◆ INPUT ROWS ◆
^^^^

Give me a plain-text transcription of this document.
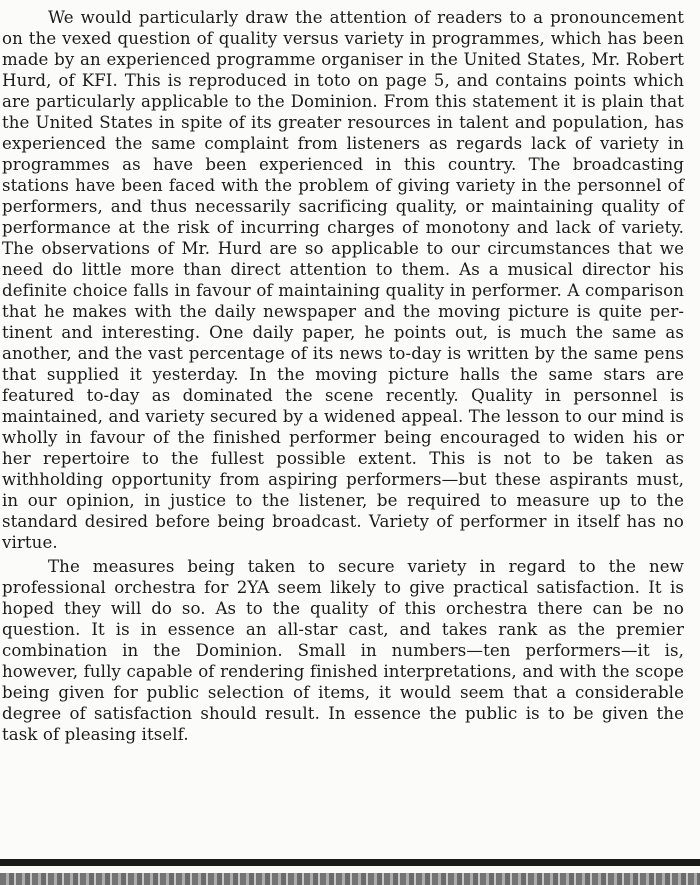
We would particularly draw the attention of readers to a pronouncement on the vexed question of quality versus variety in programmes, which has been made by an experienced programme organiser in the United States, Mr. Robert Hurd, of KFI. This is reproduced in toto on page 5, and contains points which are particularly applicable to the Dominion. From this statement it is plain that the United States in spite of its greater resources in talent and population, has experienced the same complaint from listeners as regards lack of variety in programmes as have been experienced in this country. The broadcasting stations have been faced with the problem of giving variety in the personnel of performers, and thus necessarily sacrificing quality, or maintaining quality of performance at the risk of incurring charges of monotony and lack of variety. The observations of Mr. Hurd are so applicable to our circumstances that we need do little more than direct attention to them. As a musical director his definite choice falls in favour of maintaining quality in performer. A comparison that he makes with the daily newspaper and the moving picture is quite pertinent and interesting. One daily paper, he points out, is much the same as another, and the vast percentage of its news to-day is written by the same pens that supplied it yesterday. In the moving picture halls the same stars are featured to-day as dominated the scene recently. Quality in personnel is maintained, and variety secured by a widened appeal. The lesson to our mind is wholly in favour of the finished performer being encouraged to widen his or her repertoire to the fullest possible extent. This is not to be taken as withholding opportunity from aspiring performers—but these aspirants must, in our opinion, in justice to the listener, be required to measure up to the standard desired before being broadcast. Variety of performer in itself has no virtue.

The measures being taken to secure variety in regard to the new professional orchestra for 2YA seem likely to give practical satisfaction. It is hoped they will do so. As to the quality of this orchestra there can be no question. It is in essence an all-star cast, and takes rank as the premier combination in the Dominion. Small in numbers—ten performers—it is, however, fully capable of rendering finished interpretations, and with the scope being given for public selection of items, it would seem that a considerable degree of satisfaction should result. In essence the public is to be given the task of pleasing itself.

^^^^

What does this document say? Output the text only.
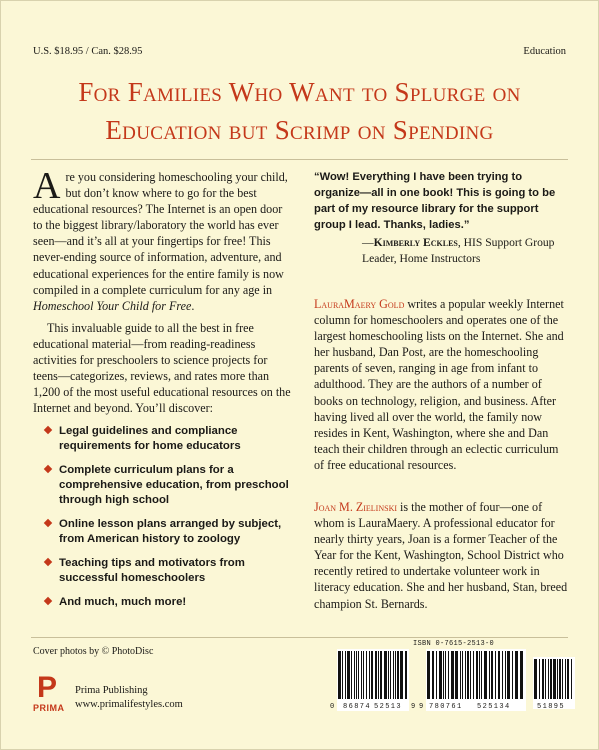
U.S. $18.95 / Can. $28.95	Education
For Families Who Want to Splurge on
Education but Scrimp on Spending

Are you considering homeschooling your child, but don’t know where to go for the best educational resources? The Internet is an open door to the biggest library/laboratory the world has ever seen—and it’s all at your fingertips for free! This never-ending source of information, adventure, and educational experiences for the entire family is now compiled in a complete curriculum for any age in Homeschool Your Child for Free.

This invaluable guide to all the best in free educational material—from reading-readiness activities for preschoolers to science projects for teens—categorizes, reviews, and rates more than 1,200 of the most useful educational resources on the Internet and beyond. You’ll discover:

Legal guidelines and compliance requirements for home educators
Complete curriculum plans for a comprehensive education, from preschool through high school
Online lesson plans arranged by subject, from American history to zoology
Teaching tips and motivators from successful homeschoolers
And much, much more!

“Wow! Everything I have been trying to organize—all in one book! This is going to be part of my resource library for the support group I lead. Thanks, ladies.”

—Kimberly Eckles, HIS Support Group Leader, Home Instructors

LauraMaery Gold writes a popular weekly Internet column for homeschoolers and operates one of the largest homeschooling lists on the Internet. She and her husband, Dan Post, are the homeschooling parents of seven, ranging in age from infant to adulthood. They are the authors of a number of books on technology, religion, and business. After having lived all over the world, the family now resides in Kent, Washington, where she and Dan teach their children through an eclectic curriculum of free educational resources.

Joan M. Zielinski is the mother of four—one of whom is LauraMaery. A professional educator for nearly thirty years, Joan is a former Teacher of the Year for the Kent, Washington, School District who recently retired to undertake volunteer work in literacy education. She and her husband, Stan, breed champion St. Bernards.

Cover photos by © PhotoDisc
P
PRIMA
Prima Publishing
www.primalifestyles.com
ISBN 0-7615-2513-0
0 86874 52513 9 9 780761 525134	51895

^^^^

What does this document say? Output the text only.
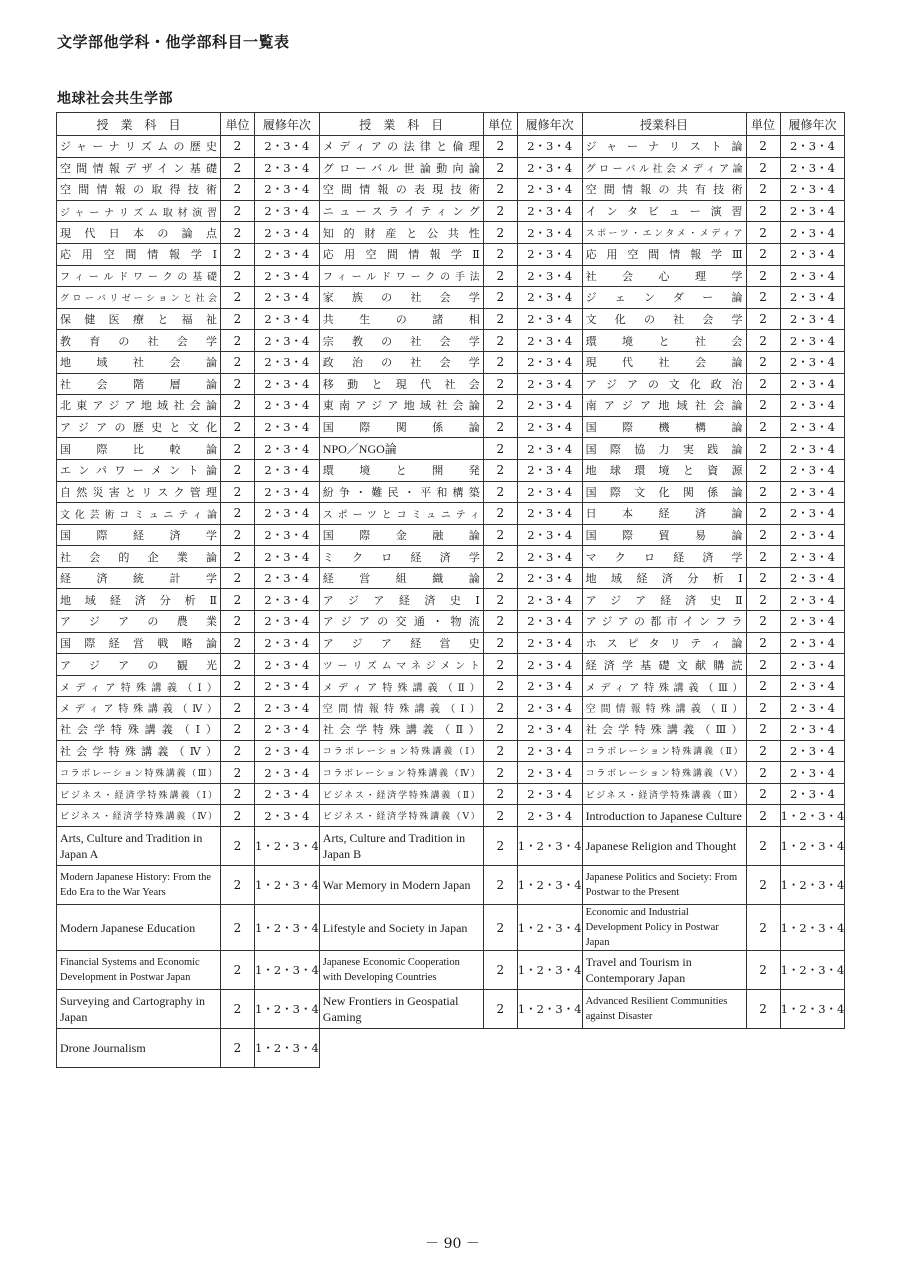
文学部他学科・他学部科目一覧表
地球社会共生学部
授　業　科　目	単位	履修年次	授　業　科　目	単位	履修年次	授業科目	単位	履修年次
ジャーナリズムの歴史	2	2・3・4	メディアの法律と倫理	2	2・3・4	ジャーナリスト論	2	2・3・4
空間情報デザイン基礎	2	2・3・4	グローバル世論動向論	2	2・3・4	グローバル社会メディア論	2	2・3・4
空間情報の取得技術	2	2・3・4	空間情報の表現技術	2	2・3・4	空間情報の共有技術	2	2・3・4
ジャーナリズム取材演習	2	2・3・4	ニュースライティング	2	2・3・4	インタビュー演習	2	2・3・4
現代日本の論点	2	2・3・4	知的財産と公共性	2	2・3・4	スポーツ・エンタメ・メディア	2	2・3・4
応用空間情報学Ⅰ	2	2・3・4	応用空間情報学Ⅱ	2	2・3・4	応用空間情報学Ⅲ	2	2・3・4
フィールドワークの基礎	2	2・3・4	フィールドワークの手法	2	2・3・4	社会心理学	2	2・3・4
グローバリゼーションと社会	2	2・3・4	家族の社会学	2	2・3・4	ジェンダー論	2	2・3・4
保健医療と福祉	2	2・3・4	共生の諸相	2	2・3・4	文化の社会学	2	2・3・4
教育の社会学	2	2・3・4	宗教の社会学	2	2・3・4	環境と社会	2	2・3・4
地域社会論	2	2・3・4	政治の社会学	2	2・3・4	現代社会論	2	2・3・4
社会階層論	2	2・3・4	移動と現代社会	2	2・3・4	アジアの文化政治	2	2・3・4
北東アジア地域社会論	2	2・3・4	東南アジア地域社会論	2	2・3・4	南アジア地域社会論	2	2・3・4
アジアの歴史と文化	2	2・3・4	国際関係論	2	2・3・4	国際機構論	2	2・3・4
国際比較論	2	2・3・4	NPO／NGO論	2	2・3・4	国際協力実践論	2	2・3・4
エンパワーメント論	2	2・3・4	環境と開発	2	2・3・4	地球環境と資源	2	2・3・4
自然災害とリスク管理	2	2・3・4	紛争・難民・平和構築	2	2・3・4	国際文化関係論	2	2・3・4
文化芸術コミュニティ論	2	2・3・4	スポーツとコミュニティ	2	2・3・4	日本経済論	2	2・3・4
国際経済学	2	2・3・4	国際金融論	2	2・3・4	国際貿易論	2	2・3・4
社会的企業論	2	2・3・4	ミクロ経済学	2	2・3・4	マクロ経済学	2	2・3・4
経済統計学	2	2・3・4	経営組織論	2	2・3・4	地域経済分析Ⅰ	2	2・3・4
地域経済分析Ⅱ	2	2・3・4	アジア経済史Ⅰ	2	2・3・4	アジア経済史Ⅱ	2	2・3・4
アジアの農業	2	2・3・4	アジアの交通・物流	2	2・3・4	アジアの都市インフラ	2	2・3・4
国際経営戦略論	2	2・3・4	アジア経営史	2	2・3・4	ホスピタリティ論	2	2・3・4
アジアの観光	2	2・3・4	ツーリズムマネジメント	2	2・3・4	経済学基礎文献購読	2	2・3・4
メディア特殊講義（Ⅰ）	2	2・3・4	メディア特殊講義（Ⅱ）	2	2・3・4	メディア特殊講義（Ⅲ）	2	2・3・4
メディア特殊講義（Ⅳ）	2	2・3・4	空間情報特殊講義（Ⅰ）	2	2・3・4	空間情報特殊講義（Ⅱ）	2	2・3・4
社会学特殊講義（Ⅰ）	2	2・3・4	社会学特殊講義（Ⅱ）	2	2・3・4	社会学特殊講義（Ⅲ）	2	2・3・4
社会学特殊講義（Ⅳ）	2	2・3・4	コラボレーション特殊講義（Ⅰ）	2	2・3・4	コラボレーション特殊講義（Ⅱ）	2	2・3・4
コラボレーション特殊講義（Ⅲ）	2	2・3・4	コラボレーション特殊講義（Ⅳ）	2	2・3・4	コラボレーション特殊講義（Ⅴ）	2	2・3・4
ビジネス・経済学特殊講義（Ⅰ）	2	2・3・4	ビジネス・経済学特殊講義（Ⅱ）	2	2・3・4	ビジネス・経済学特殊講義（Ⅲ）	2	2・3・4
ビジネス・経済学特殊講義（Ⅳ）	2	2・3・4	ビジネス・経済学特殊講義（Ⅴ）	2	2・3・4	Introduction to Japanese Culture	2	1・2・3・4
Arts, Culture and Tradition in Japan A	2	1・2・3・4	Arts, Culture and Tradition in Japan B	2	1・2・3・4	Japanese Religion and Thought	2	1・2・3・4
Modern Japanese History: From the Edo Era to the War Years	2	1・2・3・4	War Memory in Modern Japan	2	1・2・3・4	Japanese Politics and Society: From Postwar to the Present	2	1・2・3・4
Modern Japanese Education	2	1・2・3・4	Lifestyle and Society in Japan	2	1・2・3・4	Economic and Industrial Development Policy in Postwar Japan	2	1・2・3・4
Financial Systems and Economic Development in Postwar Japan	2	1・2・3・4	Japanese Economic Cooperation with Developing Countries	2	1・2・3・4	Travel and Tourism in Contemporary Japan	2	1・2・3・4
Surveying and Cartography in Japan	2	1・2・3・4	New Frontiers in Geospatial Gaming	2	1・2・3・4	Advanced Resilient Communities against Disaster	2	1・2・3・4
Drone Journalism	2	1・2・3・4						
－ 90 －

^^^^

◆ PROBLEM REQUIREMENTS ◆
From the listing, copy each line containing the word "Society".

◆ EXERCISE SOLUTION ◆
Modern Japanese History: From the Edo Era to the War Years	2	1・2・3・4	War Memory in Modern Japan	2	1・2・3・4	Japanese Politics and Society: From Postwar to the Present	2	1・2・3・4
Modern Japanese Education	2	1・2・3・4	Lifestyle and Society in Japan	2	1・2・3・4	Economic and Industrial Development Policy in Postwar Japan	2	1・2・3・4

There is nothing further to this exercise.